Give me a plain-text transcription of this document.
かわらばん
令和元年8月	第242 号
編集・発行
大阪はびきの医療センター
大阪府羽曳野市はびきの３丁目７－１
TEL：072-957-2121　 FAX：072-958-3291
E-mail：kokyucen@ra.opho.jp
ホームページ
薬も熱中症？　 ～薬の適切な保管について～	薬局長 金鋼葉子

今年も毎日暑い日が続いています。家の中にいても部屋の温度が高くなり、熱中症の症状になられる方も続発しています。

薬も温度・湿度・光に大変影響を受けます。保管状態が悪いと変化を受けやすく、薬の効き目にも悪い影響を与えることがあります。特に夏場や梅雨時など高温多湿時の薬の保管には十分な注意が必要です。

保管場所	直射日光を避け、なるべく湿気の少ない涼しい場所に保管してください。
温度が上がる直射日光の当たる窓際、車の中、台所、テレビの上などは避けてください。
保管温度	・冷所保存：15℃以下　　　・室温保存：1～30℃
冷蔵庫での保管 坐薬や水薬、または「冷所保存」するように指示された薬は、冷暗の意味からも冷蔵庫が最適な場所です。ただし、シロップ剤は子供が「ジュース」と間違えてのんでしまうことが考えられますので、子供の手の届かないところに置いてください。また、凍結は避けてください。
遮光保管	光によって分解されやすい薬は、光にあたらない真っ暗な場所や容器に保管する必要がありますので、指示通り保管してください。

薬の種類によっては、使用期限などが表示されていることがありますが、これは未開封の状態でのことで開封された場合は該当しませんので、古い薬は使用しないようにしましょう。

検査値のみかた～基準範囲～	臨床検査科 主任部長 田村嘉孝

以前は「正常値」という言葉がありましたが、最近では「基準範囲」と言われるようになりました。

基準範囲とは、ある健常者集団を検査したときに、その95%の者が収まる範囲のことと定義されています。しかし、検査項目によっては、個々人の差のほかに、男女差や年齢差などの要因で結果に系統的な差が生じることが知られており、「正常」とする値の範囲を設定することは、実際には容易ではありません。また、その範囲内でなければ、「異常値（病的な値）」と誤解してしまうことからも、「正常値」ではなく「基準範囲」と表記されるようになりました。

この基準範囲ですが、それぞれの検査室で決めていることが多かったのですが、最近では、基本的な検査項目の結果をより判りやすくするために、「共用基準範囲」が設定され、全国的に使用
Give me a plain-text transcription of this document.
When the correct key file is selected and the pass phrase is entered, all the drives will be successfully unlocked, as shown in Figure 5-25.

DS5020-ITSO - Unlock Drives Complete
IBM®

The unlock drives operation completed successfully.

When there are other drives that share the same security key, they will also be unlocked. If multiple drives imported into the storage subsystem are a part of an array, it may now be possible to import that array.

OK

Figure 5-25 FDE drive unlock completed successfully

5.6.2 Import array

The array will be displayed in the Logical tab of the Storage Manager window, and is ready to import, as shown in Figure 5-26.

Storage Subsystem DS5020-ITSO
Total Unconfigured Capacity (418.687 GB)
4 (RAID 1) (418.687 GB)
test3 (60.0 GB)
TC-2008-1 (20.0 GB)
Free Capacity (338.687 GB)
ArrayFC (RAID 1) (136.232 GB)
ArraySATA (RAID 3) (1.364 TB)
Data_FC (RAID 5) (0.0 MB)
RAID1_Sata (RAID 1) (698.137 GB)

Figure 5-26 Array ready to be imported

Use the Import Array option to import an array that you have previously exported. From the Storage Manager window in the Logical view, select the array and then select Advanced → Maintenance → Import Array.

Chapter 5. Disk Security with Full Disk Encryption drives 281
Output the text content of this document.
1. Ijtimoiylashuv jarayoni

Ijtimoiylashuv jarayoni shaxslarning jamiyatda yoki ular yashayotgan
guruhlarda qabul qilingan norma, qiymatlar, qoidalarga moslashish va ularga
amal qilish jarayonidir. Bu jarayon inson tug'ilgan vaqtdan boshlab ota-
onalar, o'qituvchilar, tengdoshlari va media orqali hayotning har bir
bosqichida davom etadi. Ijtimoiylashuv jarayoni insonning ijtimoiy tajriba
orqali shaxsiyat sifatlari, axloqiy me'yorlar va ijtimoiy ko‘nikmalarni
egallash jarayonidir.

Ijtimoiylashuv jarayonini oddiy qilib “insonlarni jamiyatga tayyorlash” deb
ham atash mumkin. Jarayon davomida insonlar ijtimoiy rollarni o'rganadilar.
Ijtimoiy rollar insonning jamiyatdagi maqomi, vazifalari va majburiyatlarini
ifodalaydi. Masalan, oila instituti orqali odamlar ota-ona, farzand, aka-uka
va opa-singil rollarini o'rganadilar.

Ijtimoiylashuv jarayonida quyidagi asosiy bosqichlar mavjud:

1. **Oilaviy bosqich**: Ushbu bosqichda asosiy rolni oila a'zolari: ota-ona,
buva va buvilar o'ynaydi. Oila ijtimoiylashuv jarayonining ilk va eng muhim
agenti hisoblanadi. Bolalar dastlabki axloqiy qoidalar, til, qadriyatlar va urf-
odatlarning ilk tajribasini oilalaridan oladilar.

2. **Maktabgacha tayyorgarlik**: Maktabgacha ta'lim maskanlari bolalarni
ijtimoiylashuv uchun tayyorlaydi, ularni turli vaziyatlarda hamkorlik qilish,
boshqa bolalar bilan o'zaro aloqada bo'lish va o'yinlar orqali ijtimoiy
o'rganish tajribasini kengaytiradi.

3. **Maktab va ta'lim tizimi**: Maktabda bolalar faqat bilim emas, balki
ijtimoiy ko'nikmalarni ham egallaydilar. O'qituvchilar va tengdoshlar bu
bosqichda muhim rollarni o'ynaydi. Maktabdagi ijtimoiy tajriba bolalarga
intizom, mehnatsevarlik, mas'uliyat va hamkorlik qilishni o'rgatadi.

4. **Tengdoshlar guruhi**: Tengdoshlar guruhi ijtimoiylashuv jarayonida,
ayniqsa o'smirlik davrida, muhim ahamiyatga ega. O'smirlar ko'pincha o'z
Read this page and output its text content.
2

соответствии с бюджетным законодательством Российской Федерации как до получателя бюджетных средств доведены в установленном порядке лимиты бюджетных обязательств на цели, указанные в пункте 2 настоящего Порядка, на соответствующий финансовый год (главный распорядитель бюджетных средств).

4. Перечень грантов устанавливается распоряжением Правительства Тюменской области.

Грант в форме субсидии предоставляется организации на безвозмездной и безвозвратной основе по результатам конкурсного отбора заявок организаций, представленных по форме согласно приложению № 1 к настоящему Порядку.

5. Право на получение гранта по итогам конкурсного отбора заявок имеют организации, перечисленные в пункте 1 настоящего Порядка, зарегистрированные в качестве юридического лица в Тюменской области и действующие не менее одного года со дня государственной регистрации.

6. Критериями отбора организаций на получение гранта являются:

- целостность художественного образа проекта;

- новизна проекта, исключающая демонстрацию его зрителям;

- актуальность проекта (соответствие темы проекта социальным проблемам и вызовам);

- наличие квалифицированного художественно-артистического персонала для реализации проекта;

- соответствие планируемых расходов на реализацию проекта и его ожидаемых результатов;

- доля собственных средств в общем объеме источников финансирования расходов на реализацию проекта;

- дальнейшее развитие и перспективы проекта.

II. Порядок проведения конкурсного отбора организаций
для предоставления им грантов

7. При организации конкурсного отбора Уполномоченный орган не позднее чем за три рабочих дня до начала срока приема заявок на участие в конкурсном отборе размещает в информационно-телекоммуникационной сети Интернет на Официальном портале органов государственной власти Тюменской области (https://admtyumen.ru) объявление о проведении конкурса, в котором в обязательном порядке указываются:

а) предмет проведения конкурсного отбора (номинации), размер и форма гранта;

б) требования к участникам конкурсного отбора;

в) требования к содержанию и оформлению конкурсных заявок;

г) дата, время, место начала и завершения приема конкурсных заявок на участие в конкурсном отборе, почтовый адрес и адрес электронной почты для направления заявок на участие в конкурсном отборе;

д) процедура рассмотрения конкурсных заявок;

# Problem to solve
Pull every line containing the word "конкурсных" out of the material and copy it.

# The reply
в) требования к содержанию и оформлению конкурсных заявок;
г) дата, время, место начала и завершения приема конкурсных заявок на участие в конкурсном отборе, почтовый адрес и адрес электронной почты для направления заявок на участие в конкурсном отборе;
д) процедура рассмотрения конкурсных заявок;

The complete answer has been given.